Dataset items

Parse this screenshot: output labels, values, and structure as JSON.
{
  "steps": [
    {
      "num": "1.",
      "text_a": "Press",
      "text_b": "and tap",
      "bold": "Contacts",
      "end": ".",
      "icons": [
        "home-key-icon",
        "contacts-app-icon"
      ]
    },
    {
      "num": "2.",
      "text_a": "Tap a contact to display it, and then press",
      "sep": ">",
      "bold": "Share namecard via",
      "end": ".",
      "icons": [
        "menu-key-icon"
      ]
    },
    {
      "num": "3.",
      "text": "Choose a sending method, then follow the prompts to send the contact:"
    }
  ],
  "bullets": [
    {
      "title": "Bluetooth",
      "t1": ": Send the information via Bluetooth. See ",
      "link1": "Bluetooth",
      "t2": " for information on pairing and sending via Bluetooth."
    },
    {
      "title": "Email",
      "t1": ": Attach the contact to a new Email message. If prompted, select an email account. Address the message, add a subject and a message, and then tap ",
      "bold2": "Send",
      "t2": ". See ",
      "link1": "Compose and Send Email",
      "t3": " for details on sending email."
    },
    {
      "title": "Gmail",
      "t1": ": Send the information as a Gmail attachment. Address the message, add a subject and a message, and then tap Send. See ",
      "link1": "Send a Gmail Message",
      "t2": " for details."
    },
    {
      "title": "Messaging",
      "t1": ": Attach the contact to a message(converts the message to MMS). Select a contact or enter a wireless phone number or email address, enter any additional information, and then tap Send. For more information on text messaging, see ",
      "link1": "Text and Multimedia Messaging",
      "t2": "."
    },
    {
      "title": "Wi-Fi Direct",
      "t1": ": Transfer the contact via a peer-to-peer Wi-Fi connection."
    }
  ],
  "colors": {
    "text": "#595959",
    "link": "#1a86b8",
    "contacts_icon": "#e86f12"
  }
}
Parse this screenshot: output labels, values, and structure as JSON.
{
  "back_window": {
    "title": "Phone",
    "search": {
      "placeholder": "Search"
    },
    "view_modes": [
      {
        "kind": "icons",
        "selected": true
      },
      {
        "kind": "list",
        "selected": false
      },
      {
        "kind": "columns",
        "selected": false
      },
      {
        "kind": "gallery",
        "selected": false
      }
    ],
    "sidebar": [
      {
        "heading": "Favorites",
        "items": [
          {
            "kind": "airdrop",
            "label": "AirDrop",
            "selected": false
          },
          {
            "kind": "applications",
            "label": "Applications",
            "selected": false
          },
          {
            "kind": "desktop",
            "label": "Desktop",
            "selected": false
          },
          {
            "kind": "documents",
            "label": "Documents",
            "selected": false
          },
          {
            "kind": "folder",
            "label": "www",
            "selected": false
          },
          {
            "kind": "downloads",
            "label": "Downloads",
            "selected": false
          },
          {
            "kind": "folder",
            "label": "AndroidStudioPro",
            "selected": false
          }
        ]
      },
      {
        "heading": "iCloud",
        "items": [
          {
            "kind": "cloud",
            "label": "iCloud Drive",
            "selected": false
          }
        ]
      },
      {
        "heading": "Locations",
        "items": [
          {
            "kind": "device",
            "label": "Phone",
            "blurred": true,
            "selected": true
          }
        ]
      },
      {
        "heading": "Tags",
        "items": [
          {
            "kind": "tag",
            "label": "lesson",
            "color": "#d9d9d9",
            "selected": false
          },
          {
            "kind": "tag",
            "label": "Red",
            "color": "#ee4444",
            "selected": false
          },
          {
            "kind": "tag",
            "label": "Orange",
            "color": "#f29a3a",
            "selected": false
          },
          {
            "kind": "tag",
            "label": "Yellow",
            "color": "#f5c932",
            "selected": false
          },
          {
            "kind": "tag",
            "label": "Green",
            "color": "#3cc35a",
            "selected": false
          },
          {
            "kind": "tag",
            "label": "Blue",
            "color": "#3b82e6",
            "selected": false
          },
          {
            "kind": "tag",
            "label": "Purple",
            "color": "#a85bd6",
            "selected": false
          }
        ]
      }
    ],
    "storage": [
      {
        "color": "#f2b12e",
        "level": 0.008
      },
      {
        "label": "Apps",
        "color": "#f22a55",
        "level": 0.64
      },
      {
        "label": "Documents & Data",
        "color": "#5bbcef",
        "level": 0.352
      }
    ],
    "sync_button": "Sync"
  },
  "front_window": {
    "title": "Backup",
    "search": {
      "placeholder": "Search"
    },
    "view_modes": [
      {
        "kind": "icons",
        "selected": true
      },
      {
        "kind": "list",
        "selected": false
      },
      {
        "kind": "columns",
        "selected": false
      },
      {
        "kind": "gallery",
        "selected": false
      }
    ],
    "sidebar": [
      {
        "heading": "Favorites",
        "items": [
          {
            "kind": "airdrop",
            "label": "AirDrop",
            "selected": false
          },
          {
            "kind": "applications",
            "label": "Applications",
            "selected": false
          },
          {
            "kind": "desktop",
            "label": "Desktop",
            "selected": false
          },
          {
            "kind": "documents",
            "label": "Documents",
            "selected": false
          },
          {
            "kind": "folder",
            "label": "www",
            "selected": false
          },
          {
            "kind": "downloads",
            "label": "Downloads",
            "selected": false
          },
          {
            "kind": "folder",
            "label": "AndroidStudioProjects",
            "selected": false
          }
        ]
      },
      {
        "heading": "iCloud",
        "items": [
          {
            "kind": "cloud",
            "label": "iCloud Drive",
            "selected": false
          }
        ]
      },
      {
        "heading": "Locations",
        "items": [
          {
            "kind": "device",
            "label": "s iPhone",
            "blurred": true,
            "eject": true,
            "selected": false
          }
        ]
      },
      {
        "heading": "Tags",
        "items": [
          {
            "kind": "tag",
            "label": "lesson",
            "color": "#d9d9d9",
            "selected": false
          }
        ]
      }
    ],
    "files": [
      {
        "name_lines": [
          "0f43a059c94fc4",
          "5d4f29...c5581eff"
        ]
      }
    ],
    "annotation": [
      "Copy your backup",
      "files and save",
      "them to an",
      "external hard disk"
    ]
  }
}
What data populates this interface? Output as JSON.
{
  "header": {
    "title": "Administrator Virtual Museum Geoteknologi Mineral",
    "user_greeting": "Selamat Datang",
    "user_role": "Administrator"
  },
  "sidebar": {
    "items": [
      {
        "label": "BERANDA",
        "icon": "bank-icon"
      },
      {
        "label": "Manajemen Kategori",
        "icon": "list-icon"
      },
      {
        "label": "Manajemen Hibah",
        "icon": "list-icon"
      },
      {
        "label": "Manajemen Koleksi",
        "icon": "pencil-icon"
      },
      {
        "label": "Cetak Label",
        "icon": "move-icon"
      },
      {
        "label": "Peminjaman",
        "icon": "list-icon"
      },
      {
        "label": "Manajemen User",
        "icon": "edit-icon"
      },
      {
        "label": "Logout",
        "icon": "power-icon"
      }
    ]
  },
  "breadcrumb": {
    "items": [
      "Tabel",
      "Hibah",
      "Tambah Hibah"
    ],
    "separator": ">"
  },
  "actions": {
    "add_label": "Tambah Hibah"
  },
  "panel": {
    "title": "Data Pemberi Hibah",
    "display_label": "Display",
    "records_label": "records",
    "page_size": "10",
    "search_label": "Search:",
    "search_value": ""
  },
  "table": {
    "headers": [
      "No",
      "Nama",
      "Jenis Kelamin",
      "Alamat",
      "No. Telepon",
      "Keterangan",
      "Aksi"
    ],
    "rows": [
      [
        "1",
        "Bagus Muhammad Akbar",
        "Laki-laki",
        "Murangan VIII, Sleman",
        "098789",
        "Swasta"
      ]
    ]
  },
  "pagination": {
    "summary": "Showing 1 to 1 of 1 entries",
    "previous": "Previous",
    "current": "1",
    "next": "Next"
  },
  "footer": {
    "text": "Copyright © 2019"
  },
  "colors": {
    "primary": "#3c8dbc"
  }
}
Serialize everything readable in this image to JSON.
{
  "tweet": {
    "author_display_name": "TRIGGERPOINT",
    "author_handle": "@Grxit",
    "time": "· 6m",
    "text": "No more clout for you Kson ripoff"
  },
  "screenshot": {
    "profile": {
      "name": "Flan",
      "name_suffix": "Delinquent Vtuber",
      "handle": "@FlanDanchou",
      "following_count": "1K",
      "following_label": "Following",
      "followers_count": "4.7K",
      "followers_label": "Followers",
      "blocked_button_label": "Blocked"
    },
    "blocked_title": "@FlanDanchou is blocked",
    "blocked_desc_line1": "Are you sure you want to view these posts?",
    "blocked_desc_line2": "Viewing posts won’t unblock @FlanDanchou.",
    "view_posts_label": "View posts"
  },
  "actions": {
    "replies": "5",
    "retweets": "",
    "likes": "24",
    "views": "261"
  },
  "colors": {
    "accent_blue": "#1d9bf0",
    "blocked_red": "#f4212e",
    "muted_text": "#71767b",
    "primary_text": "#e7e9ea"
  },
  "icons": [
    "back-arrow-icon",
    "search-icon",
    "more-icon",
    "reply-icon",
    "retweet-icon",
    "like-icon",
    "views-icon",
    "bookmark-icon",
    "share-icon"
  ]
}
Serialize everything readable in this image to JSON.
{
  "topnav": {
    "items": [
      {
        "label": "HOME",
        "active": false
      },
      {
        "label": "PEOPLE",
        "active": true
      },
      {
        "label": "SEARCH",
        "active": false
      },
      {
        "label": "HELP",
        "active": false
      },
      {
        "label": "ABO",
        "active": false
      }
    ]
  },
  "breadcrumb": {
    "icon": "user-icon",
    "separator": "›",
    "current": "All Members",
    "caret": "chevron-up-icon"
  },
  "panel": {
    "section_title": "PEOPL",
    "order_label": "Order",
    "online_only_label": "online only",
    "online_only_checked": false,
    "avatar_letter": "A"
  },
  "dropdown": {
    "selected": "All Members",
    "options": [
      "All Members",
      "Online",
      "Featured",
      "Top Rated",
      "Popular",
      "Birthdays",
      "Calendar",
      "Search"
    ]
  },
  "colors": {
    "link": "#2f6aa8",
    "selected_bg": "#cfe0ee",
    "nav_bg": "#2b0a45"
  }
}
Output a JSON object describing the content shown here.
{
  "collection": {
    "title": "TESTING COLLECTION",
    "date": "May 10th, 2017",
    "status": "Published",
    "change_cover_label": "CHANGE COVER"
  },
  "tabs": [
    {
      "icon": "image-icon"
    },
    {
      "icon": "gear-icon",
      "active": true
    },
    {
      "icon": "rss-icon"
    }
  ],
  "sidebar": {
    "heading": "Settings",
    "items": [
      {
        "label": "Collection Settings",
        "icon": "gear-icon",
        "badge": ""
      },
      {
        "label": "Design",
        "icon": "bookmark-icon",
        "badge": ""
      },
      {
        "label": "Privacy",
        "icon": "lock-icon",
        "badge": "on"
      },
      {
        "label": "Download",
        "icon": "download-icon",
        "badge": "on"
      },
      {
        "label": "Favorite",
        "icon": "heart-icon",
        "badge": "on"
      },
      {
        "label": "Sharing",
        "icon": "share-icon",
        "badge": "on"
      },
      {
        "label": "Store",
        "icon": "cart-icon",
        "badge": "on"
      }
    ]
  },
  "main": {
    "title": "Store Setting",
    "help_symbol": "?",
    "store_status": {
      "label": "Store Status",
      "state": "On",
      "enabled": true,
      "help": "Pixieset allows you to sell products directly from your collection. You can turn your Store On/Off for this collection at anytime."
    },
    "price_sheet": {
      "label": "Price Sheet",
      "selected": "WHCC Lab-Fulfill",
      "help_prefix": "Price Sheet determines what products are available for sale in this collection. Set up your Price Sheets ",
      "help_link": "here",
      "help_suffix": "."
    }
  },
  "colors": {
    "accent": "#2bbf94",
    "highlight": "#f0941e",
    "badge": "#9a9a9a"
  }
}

Stated exercise: Say how many lines in the records contain the string "Tambah", and say nothing else.

Completed exercise: 2